- The task
Repeat the material below word for word and leave out all pictures.

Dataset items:
+++

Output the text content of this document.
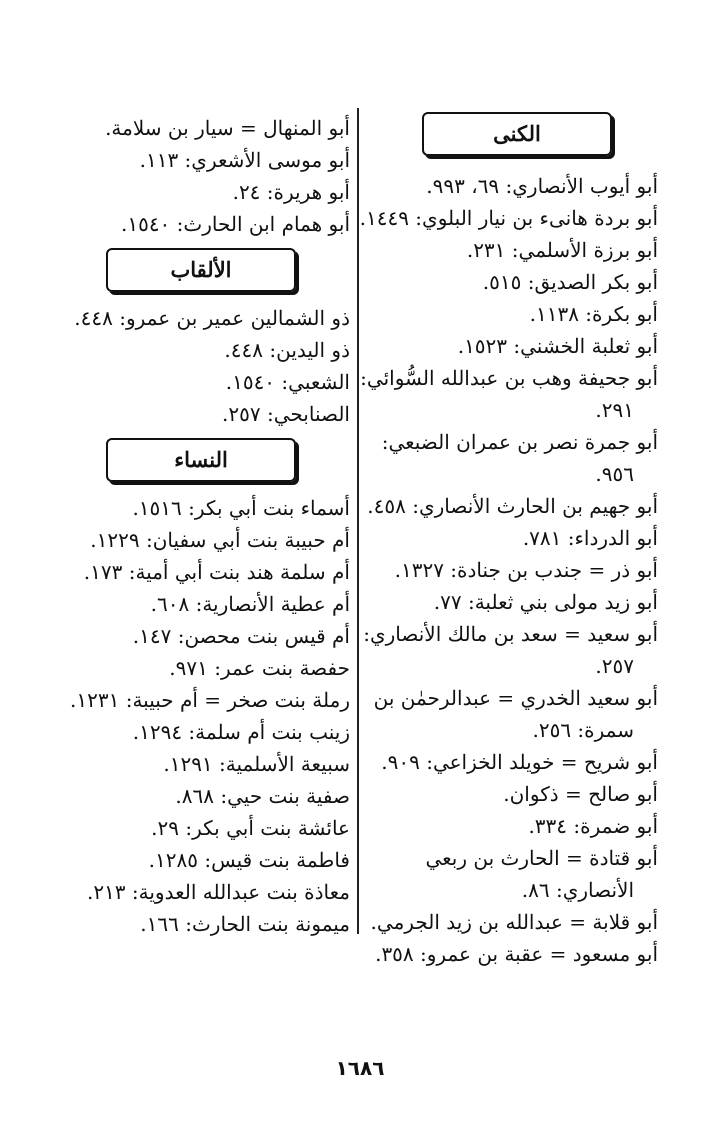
الكنى
أبو أيوب الأنصاري: ٦٩، ٩٩٣.
أبو بردة هانىء بن نيار البلوي: ١٤٤٩.
أبو برزة الأسلمي: ٢٣١.
أبو بكر الصديق: ٥١٥.
أبو بكرة: ١١٣٨.
أبو ثعلبة الخشني: ١٥٢٣.
أبو جحيفة وهب بن عبدالله السُّوائي:
٢٩١.
أبو جمرة نصر بن عمران الضبعي:
٩٥٦.
أبو جهيم بن الحارث الأنصاري: ٤٥٨.
أبو الدرداء: ٧٨١.
أبو ذر = جندب بن جنادة: ١٣٢٧.
أبو زيد مولى بني ثعلبة: ٧٧.
أبو سعيد = سعد بن مالك الأنصاري:
٢٥٧.
أبو سعيد الخدري = عبدالرحمٰن بن
سمرة: ٢٥٦.
أبو شريح = خويلد الخزاعي: ٩٠٩.
أبو صالح = ذكوان.
أبو ضمرة: ٣٣٤.
أبو قتادة = الحارث بن ربعي
الأنصاري: ٨٦.
أبو قلابة = عبدالله بن زيد الجرمي.
أبو مسعود = عقبة بن عمرو: ٣٥٨.
أبو المنهال = سيار بن سلامة.
أبو موسى الأشعري: ١١٣.
أبو هريرة: ٢٤.
أبو همام ابن الحارث: ١٥٤٠.
الألقاب
ذو الشمالين عمير بن عمرو: ٤٤٨.
ذو اليدين: ٤٤٨.
الشعبي: ١٥٤٠.
الصنابحي: ٢٥٧.
النساء
أسماء بنت أبي بكر: ١٥١٦.
أم حبيبة بنت أبي سفيان: ١٢٢٩.
أم سلمة هند بنت أبي أمية: ١٧٣.
أم عطية الأنصارية: ٦٠٨.
أم قيس بنت محصن: ١٤٧.
حفصة بنت عمر: ٩٧١.
رملة بنت صخر = أم حبيبة: ١٢٣١.
زينب بنت أم سلمة: ١٢٩٤.
سبيعة الأسلمية: ١٢٩١.
صفية بنت حيي: ٨٦٨.
عائشة بنت أبي بكر: ٢٩.
فاطمة بنت قيس: ١٢٨٥.
معاذة بنت عبدالله العدوية: ٢١٣.
ميمونة بنت الحارث: ١٦٦.
١٦٨٦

+++

- Completed task
Output the text content of this document.
الكنى
أبو أيوب الأنصاري: ٦٩، ٩٩٣.
أبو بردة هانىء بن نيار البلوي: ١٤٤٩.
أبو برزة الأسلمي: ٢٣١.
أبو بكر الصديق: ٥١٥.
أبو بكرة: ١١٣٨.
أبو ثعلبة الخشني: ١٥٢٣.
أبو جحيفة وهب بن عبدالله السُّوائي:
٢٩١.
أبو جمرة نصر بن عمران الضبعي:
٩٥٦.
أبو جهيم بن الحارث الأنصاري: ٤٥٨.
أبو الدرداء: ٧٨١.
أبو ذر = جندب بن جنادة: ١٣٢٧.
أبو زيد مولى بني ثعلبة: ٧٧.
أبو سعيد = سعد بن مالك الأنصاري:
٢٥٧.
أبو سعيد الخدري = عبدالرحمٰن بن
سمرة: ٢٥٦.
أبو شريح = خويلد الخزاعي: ٩٠٩.
أبو صالح = ذكوان.
أبو ضمرة: ٣٣٤.
أبو قتادة = الحارث بن ربعي
الأنصاري: ٨٦.
أبو قلابة = عبدالله بن زيد الجرمي.
أبو مسعود = عقبة بن عمرو: ٣٥٨.
أبو المنهال = سيار بن سلامة.
أبو موسى الأشعري: ١١٣.
أبو هريرة: ٢٤.
أبو همام ابن الحارث: ١٥٤٠.
الألقاب
ذو الشمالين عمير بن عمرو: ٤٤٨.
ذو اليدين: ٤٤٨.
الشعبي: ١٥٤٠.
الصنابحي: ٢٥٧.
النساء
أسماء بنت أبي بكر: ١٥١٦.
أم حبيبة بنت أبي سفيان: ١٢٢٩.
أم سلمة هند بنت أبي أمية: ١٧٣.
أم عطية الأنصارية: ٦٠٨.
أم قيس بنت محصن: ١٤٧.
حفصة بنت عمر: ٩٧١.
رملة بنت صخر = أم حبيبة: ١٢٣١.
زينب بنت أم سلمة: ١٢٩٤.
سبيعة الأسلمية: ١٢٩١.
صفية بنت حيي: ٨٦٨.
عائشة بنت أبي بكر: ٢٩.
فاطمة بنت قيس: ١٢٨٥.
معاذة بنت عبدالله العدوية: ٢١٣.
ميمونة بنت الحارث: ١٦٦.
١٦٨٦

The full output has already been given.